## BEGIN Information supplied

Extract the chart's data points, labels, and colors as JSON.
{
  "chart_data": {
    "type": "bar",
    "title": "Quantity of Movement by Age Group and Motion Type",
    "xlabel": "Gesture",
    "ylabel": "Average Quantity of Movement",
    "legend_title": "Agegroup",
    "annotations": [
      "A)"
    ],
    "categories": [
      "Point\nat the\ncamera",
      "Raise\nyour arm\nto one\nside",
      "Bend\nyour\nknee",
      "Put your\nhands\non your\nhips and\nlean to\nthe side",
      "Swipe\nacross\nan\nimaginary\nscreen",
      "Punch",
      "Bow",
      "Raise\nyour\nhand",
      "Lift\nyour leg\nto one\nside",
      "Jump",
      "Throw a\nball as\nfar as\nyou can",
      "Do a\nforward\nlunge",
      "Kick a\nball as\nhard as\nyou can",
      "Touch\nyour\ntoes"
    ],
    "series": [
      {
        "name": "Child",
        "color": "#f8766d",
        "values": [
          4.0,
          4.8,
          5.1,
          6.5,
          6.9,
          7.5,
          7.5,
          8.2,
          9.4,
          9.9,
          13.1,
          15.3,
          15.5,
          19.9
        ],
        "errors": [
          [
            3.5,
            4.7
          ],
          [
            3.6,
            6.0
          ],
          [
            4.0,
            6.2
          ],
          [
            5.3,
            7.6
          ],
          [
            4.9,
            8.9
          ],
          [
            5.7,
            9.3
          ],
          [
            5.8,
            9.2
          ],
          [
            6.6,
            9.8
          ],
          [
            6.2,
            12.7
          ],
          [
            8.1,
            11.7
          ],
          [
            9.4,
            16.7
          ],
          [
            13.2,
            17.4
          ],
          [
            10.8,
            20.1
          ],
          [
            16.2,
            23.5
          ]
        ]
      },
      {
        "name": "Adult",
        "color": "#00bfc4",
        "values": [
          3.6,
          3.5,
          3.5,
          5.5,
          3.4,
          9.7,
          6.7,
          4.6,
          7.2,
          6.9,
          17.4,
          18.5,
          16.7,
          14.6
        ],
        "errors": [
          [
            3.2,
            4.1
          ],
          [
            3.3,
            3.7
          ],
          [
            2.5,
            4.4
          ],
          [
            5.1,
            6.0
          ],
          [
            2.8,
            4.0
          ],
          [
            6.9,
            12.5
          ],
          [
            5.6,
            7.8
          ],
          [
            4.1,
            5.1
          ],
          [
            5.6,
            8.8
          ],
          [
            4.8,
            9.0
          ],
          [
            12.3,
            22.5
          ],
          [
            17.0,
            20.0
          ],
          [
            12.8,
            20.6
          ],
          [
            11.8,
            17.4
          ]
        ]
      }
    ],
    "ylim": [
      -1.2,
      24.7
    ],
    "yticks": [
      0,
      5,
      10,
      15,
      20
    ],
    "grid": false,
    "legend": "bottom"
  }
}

## END Information supplied

▸ **Problem to solve**: Pull out and copy each line containing the string "Movement".

▸ **Output of the task**:
    "title": "Quantity of Movement by Age Group and Motion Type",
    "ylabel": "Average Quantity of Movement",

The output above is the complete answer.